▶ [AUFGABE] Schreibe den Text über den Wahlkampf in Ulm im Anschluss an seinen letzten Satz weiter.

▶ [VORLIEGENDER TEXT]
++++++++

Man könnte auf die Idee kommen, dass die bürgerliche Mitte Ulms ein scheues Reh ist, das hinweggescheucht wird, sobald ein Wahlkämpfer mit Begriffen wie Armut oder Kriminalität oder Diskriminierung operiert. Jedenfalls war von offenen Konfliktlinien in dieser vermögenden Stadt, von Unerledigtem oder von kühnen, unbehaglichen Plänen für die Zukunft nie die Rede. Lieber wurde von Stellschrauben gesprochen, die beim Wohnungsbau, der Entwicklung der Universität oder beim Städtebau nachjustiert werden sollen. Kann aber auch sein, die jahrelang geübte Loyalität gegenüber Ivo Gönner hat seine potenziellen Nachfolger vergessen lassen, wie das überhaupt geht: sich wirklich empören und öffentlich die Zähne zeigen.

Immerhin: Zank ums Wahlkampfbudget

Wer in der ausglimmenden Asche dieses Wahlkampfs wühlt, vermag aber doch das eine oder andere Glanzstück zu entdecken. Zum Beispiel war da die grüne Kandidatin Birgit Schäfer-Oelmayer, die offensichtlich genervt davon war, täglich durch die in der Stadt aufgehängten Papp-Spaliere ihrer Konkurrenten von CDU und SPD schreiten zu müssen. Öffentlich forderte die Stadträtin die Stimmenjäger dazu auf, ihr Walkampfbudget offen zu legen – und ging mit eigenem Beispiel voran.

„Fotografien und Styling der Kandidatin: 1000 Euro.“ – „ Sonstige Bilder: 0 Euro (selber geschossen)“ – „Bio-Brezeln und -kuchen, Biobutter und Demeteräpfel für den Infostand, Zutaten für die selbst gekochte Kartoffelsuppe (...), Recycling-Servietten und Schüsseln: 131,26 Euro.“ So ging es weiter, bis zum Endbetrag von 24 276,67 Euro, wovon 10 000 Euro aus der Haushaltskasse ihrer Partei kämen, so Schäfer-Oelmayer.

Erobert die CDU endlich wieder eine Großstadt?

Der Wahlmitfavorit Martin Rivoir (SPD) konterte mit Ausgaben von 70 000 Euro, Gunter Czisch (CDU) nannte 120 000 Euro. Doch der Pokal dieses Bescheidenheitswettbewerbs ging an die Piratin Anja Hirschel: 950 Euro. Die Zahlenränkespiele – denn die Angaben wurden sogleich angezweifelt – gehören zu den vielen Petitessen dieses Wahlkampfs, die ein kleines Lächeln zu zaubern vermochten.

++++++++

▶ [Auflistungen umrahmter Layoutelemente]
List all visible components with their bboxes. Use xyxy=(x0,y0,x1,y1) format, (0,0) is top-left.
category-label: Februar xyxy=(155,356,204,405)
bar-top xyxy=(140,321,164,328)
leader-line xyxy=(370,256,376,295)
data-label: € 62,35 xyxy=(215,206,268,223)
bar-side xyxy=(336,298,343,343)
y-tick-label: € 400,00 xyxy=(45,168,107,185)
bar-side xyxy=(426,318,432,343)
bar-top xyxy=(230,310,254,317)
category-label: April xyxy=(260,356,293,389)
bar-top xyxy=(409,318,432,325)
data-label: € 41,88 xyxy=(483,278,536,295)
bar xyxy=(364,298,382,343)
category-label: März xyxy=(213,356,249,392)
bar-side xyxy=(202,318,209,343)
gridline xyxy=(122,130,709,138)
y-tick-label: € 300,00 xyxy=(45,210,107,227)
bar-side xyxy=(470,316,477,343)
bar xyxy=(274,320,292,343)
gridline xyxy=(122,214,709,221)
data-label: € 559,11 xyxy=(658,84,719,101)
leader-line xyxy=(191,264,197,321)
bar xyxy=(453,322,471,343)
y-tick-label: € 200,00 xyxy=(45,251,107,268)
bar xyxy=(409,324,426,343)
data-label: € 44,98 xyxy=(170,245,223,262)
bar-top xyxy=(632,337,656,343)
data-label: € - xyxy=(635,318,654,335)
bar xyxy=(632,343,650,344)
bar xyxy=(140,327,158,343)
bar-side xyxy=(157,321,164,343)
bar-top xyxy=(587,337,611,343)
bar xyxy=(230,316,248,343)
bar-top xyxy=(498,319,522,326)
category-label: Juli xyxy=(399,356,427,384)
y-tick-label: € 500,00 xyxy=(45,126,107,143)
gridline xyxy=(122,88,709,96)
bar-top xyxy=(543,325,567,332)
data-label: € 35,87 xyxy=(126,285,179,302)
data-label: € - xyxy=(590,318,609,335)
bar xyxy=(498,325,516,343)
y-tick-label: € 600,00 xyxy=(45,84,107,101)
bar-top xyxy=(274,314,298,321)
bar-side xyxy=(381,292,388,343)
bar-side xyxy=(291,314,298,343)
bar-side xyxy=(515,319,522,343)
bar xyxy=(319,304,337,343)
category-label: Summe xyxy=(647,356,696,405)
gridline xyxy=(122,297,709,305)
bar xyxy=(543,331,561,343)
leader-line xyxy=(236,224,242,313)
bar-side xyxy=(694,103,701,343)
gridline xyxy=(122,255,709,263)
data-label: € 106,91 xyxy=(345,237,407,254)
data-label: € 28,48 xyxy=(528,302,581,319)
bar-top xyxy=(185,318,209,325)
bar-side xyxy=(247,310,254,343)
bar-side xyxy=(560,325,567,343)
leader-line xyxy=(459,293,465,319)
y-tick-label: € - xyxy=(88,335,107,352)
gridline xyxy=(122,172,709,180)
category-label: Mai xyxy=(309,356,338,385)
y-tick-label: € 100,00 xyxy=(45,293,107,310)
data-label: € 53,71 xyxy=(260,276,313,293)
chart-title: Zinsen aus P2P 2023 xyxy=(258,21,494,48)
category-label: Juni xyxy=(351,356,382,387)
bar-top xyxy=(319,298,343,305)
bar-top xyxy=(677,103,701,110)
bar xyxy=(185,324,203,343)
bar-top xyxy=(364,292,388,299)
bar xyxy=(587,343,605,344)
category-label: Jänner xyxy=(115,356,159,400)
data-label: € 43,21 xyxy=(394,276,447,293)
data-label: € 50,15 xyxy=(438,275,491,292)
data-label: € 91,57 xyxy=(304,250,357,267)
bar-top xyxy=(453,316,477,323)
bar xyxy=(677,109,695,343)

++++++++

▶ [ERWARTETE AUSGABE]
Ohne Spannung ist die Ulmer OB-Wahl trotzdem nicht, jedoch entsteht sie einzig und allein aus den herrschenden Konstellationen. Es wird nämlich eng am Sonntag. Gunter Czisch, langjähriger Finanzbürgermeister und Stellvertreter Ivo Gönners, könnte der erste CDU-Kandidat werden, der seit Jahren wieder Rathauschef einer deutschen Großstadt wird. Und er ist der einzige Bewerber, der alles auf eine Karte setzt. Sollte er scheitern, hat er erklärt, werde er seinen Posten als Finanzbürgermeister, der im August 2016 ohnehin wieder zu Wahl steht, dennoch aufgeben.

Eine Stichwahl ist sehr wahrscheinlich

Martin Rivoir, SPD-Landtagsabgeordneter, Stadtrat und als solcher Stimmenkönig der zurückliegenden Kommunalwahl, hat ohne Zweifel ebenfalls eine treue Anhängerschaft in der Stadt, in der aufgrund ihrer industriellen Geschichte noch reichlich Arbeiterblut pulsiert. Und Birgit Schäfer-Oelmayer darf nicht nur auf eine große grüne Anhängerschar, sondern auch auf die Unterstützung vieler Wählerinnen vertrauen, die sich schon lange am kommunalpolitischen Ulmer Männerklub aus Altersgenossen stören. Sie könne, hat sie kürzlich gesagt, „auch mal eine Position räumen“, wenn sie sich als falsch erweise. Ihre Art kommt gut an und dürfte zu mehr als einem Achtungserfolg reichen.

Lisa Collins (Die Partei), Sevda Caliskan und Ralf Milde (beide parteilos) heißen die weiteren Bewerber. Sie werden keine große Rolle spielen. Aber wen Birgit Schäfer-Oelmayer bei einer Stichwahl empfiehlt, das wird noch sehr, sehr spannend.